━━━ Supplied information ━━━
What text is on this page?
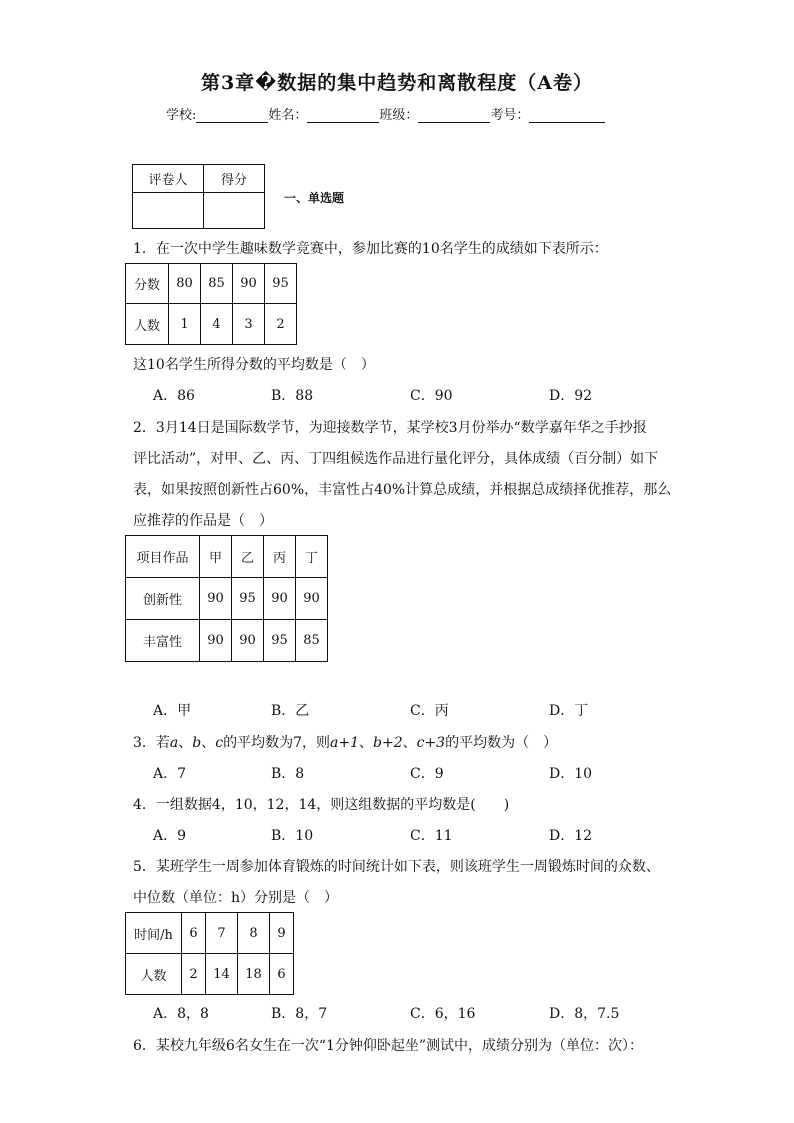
第3章�数据的集中趋势和离散程度（A卷）
学校:	姓名：	班级：	考号：
评卷人	得分

一、单选题
1．在一次中学生趣味数学竞赛中，参加比赛的10名学生的成绩如下表所示：
分数	80	85	90	95
人数	1	4	3	2
这10名学生所得分数的平均数是（　）
A．86	B．88	C．90	D．92
2．3月14日是国际数学节，为迎接数学节，某学校3月份举办“数学嘉年华之手抄报
评比活动”，对甲、乙、丙、丁四组候选作品进行量化评分，具体成绩（百分制）如下
表，如果按照创新性占60%，丰富性占40%计算总成绩，并根据总成绩择优推荐，那么
应推荐的作品是（　）
项目作品	甲	乙	丙	丁
创新性	90	95	90	90
丰富性	90	90	95	85
A．甲	B．乙	C．丙	D．丁
3．若a、b、c的平均数为7，则a+1、b+2、c+3的平均数为（　）
A．7	B．8	C．9	D．10
4．一组数据4，10，12，14，则这组数据的平均数是(　　)
A．9	B．10	C．11	D．12
5．某班学生一周参加体育锻炼的时间统计如下表，则该班学生一周锻炼时间的众数、
中位数（单位：h）分别是（　）
时间/h	6	7	8	9
人数	2	14	18	6
A．8，8	B．8，7	C．6，16	D．8，7.5
6．某校九年级6名女生在一次“1分钟仰卧起坐”测试中，成绩分别为（单位：次）：
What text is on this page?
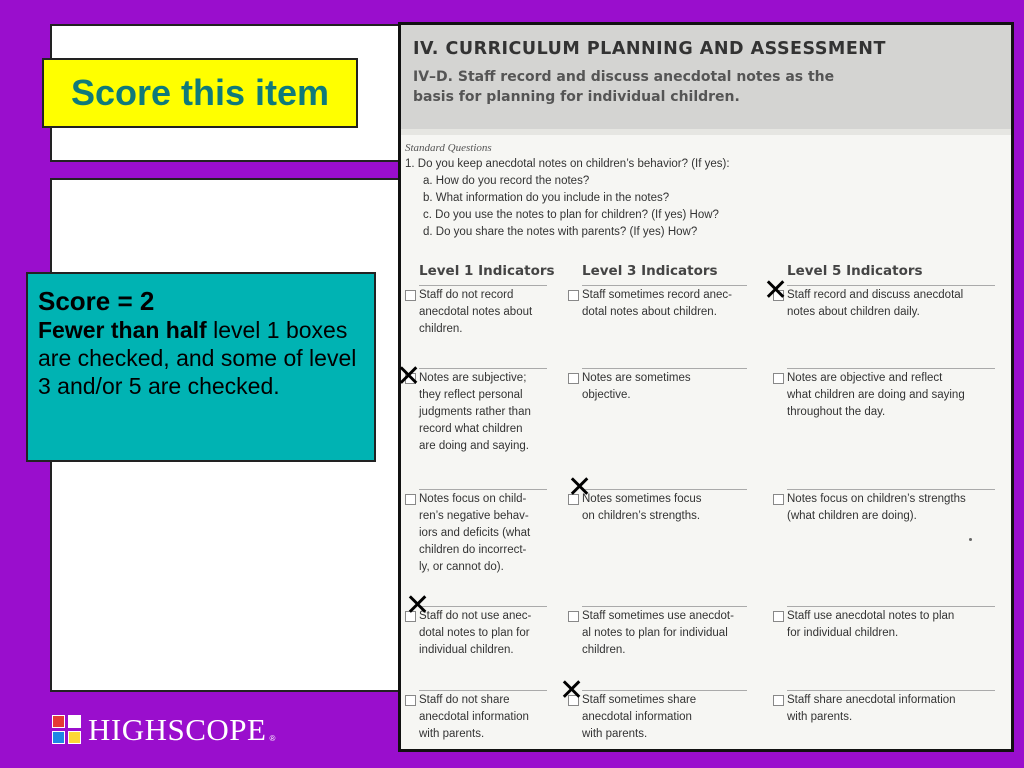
Score this item
Score = 2
Fewer than half level 1 boxes are checked, and some of level 3 and/or 5 are checked.
IV. CURRICULUM PLANNING AND ASSESSMENT
IV–D. Staff record and discuss anecdotal notes as the
basis for planning for individual children.
Standard Questions
1. Do you keep anecdotal notes on children’s behavior? (If yes):
a. How do you record the notes?
b. What information do you include in the notes?
c. Do you use the notes to plan for children? (If yes) How?
d. Do you share the notes with parents? (If yes) How?
Level 1 Indicators Level 3 Indicators	Level 5 Indicators
Staff do not record
anecdotal notes about
children.
Staff sometimes record anec-
dotal notes about children.
Staff record and discuss anecdotal
notes about children daily.
Notes are subjective;
they reflect personal
judgments rather than
record what children
are doing and saying.
Notes are sometimes
objective.
Notes are objective and reflect
what children are doing and saying
throughout the day.
Notes focus on child-
ren’s negative behav-
iors and deficits (what
children do incorrect-
ly, or cannot do).
Notes sometimes focus
on children’s strengths.
Notes focus on children’s strengths
(what children are doing).
Staff do not use anec-
dotal notes to plan for
individual children.
Staff sometimes use anecdot-
al notes to plan for individual
children.
Staff use anecdotal notes to plan
for individual children.
Staff do not share
anecdotal information
with parents.
Staff sometimes share
anecdotal information
with parents.
Staff share anecdotal information
with parents.
✕
✕
✕
✕
✕
HIGHSCOPE ®
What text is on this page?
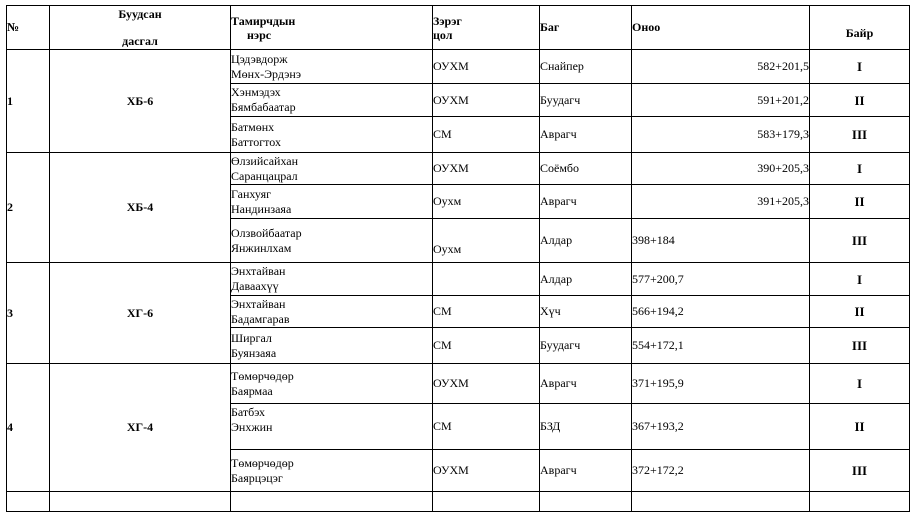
№	Буудсан
дасгал	Тамирчдын
нэрс	Зэрэг
цол	Баг	Оноо	Байр

1	ХБ-6	Цэдэвдорж
Мөнх-Эрдэнэ	ОУХМ	Снайпер	582+201,5	I

		Хэнмэдэх
Бямбабаатар	ОУХМ	Буудагч	591+201,2	II

		Батмөнх
Баттогтох	СМ	Аврагч	583+179,3	III
2	ХБ-4	Өлзийсайхан
Саранцацрал	ОУХМ	Соёмбо	390+205,3	I

		Ганхуяг
Нандинзаяа	Оухм	Аврагч	391+205,3	II

		Олзвойбаатар
Янжинлхам	Оухм	Алдар	398+184	III
3	ХГ-6	Энхтайван
Даваахүү		Алдар	577+200,7	I

		Энхтайван
Бадамгарав	СМ	Хүч	566+194,2	II

		Ширгал
Буянзаяа	СМ	Буудагч	554+172,1	III
4	ХГ-4	Төмөрчөдөр
Баярмаа	ОУХМ	Аврагч	371+195,9	I

		Батбэх
Энхжин	СМ	БЗД	367+193,2	II

		Төмөрчөдөр
Баярцэцэг	ОУХМ	Аврагч	372+172,2	III
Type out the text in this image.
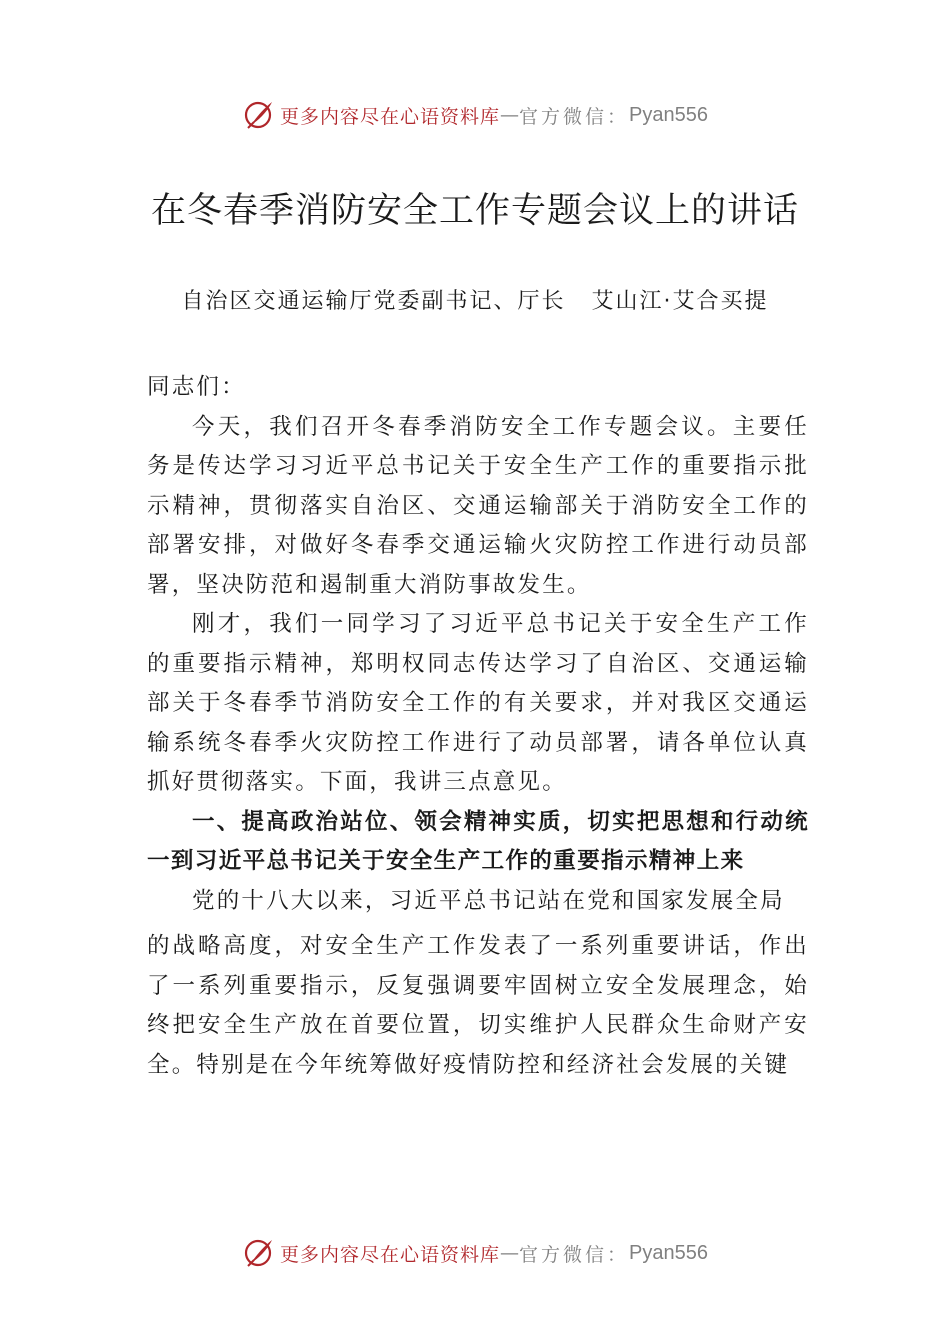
更多内容尽在心语资料库 — 官方微信： Pyan556
在冬春季消防安全工作专题会议上的讲话
自治区交通运输厅党委副书记、厅长 艾山江·艾合买提

同志们：

今天，我们召开冬春季消防安全工作专题会议。主要任务是传达学习习近平总书记关于安全生产工作的重要指示批示精神，贯彻落实自治区、交通运输部关于消防安全工作的部署安排，对做好冬春季交通运输火灾防控工作进行动员部署，坚决防范和遏制重大消防事故发生。

刚才，我们一同学习了习近平总书记关于安全生产工作的重要指示精神，郑明权同志传达学习了自治区、交通运输部关于冬春季节消防安全工作的有关要求，并对我区交通运输系统冬春季火灾防控工作进行了动员部署，请各单位认真抓好贯彻落实。下面，我讲三点意见。

一、提高政治站位、领会精神实质，切实把思想和行动统一到习近平总书记关于安全生产工作的重要指示精神上来

党的十八大以来，习近平总书记站在党和国家发展全局

的战略高度，对安全生产工作发表了一系列重要讲话，作出了一系列重要指示，反复强调要牢固树立安全发展理念，始终把安全生产放在首要位置，切实维护人民群众生命财产安全。特别是在今年统筹做好疫情防控和经济社会发展的关键

更多内容尽在心语资料库 — 官方微信： Pyan556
━━━
The problem :: Copy out all lines where the word "record" appears.

The completed task ::
IV–D. Staff record and discuss anecdotal notes as the
a. How do you record the notes?
Staff do not record
Staff sometimes record anec-
Staff record and discuss anecdotal
record what children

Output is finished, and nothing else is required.